• _Set problem_: Render the stretch of the data that opens with the line containing "Patent image size: (956, 1419)." and closes with the line containing "The cylinder 40 is at (572, 390)." as a JSON list of strings, one string per line, with both end lines included and blank lines omitted.
—————
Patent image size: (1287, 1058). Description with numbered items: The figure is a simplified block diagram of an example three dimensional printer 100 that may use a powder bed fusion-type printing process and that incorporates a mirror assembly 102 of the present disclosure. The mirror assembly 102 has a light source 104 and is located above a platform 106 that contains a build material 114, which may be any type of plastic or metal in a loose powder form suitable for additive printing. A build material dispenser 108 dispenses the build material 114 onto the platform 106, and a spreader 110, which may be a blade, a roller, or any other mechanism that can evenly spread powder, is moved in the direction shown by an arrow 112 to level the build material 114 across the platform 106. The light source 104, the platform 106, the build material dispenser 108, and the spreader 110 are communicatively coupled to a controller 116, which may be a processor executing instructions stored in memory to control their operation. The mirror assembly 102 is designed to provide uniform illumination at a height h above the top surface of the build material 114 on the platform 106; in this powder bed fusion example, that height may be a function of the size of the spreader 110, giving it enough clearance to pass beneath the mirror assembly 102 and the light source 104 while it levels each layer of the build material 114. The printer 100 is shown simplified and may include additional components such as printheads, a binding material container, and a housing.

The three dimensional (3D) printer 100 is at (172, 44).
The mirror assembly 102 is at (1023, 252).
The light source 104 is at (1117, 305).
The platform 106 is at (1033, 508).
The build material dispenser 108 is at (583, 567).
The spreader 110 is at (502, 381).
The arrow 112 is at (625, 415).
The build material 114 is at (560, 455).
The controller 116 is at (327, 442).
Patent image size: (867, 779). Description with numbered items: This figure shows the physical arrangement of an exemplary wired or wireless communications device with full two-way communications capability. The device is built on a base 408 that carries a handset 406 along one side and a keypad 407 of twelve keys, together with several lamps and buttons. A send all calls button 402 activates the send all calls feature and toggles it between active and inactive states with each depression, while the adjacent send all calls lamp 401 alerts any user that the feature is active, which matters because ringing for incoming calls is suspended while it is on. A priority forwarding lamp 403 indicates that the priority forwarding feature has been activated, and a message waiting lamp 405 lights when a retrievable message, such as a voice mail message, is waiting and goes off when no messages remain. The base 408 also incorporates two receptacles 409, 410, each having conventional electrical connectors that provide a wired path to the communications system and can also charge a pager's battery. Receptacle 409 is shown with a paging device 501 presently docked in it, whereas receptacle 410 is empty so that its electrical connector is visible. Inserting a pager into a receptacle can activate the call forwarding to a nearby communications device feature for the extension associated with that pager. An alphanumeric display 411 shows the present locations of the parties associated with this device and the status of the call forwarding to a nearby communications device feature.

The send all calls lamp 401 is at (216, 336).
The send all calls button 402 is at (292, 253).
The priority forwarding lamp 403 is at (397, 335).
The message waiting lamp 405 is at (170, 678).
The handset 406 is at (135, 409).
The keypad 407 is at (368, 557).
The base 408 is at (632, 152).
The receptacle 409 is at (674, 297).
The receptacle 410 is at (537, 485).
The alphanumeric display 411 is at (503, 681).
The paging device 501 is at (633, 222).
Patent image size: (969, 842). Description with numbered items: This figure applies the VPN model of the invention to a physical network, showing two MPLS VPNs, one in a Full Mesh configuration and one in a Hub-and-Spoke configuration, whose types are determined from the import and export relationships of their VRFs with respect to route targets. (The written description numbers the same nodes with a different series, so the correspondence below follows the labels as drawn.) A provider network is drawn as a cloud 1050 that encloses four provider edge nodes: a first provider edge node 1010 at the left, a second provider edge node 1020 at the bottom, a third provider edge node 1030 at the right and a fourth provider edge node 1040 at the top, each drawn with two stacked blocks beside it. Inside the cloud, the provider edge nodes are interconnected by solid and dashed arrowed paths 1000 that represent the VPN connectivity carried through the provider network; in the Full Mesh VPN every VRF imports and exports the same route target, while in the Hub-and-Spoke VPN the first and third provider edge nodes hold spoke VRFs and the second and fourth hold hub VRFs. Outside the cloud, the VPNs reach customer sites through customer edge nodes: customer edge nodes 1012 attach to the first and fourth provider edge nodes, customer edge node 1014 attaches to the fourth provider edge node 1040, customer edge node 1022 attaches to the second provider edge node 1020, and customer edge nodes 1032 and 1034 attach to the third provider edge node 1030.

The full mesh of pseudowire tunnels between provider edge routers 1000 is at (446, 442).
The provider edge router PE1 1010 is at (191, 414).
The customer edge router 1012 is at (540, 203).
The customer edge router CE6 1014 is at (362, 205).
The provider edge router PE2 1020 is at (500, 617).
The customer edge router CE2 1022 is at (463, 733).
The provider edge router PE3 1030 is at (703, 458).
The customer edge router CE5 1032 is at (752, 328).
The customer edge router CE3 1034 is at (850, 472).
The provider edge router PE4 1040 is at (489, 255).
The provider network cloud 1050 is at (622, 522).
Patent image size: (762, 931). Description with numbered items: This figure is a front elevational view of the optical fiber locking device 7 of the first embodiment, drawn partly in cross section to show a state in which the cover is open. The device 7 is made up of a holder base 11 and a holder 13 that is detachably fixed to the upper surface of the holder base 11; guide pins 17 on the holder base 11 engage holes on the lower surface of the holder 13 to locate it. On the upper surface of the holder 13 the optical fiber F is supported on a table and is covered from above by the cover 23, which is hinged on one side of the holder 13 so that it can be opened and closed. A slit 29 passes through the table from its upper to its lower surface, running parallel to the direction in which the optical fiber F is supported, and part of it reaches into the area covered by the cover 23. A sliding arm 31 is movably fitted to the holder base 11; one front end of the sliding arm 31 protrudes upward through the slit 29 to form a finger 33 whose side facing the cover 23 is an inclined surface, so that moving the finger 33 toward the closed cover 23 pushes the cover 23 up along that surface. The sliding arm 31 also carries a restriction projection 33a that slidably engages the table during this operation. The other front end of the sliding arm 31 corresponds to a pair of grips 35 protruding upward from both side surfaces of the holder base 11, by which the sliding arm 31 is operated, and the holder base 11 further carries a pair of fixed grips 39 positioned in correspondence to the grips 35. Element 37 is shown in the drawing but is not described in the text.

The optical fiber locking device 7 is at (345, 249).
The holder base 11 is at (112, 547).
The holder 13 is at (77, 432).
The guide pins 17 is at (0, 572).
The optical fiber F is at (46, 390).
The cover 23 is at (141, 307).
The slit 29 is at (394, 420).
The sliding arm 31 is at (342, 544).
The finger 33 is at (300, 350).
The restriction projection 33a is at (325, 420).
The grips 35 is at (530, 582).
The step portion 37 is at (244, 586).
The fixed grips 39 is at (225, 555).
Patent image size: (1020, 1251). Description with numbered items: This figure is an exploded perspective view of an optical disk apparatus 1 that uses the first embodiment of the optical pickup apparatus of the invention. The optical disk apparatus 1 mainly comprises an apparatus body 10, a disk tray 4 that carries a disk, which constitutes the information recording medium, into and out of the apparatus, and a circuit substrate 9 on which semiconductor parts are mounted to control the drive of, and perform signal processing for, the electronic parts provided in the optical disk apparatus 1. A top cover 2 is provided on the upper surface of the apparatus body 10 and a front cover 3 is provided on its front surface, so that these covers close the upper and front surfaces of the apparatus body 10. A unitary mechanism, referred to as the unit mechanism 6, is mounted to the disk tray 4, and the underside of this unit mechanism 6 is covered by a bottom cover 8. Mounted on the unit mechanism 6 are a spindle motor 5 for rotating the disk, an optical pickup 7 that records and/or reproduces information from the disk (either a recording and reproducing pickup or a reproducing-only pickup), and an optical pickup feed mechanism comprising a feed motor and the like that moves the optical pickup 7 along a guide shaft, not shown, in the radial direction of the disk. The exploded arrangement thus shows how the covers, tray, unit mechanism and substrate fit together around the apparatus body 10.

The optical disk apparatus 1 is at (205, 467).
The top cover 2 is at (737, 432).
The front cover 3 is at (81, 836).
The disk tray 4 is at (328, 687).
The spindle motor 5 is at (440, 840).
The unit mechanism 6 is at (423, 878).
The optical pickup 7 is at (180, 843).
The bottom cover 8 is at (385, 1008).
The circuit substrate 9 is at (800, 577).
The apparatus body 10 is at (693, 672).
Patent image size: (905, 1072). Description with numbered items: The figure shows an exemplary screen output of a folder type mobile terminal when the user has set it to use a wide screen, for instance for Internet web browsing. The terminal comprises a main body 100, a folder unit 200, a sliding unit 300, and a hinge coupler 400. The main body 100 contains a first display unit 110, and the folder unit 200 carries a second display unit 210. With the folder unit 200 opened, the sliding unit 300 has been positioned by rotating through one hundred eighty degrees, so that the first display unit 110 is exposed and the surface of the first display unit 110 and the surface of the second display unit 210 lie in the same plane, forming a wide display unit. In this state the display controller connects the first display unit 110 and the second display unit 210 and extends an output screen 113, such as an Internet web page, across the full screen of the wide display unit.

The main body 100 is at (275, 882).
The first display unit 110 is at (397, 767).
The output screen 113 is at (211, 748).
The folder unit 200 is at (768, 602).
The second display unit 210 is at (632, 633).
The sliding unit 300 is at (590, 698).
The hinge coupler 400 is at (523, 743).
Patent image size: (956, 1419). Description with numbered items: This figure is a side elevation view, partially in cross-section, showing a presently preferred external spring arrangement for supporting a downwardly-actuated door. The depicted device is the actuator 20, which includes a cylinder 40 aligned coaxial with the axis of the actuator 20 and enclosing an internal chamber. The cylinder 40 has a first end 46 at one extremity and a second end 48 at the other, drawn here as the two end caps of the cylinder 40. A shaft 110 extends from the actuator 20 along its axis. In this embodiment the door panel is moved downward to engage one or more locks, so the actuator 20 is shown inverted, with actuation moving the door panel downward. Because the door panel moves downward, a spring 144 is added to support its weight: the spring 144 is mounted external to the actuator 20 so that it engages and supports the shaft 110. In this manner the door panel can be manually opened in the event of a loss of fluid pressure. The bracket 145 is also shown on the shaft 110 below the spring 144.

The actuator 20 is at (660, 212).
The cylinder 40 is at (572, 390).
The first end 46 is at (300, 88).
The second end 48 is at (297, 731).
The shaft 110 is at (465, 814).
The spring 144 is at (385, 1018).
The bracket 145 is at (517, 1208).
—————
• _Result_:
[
  "Patent image size: (956, 1419). Description with numbered items: This figure is a side elevation view, partially in cross-section, showing a presently preferred external spring arrangement for supporting a downwardly-actuated door. The depicted device is the actuator 20, which includes a cylinder 40 aligned coaxial with the axis of the actuator 20 and enclosing an internal chamber. The cylinder 40 has a first end 46 at one extremity and a second end 48 at the other, drawn here as the two end caps of the cylinder 40. A shaft 110 extends from the actuator 20 along its axis. In this embodiment the door panel is moved downward to engage one or more locks, so the actuator 20 is shown inverted, with actuation moving the door panel downward. Because the door panel moves downward, a spring 144 is added to support its weight: the spring 144 is mounted external to the actuator 20 so that it engages and supports the shaft 110. In this manner the door panel can be manually opened in the event of a loss of fluid pressure. The bracket 145 is also shown on the shaft 110 below the spring 144.",
  "The actuator 20 is at (660, 212).",
  "The cylinder 40 is at (572, 390)."
]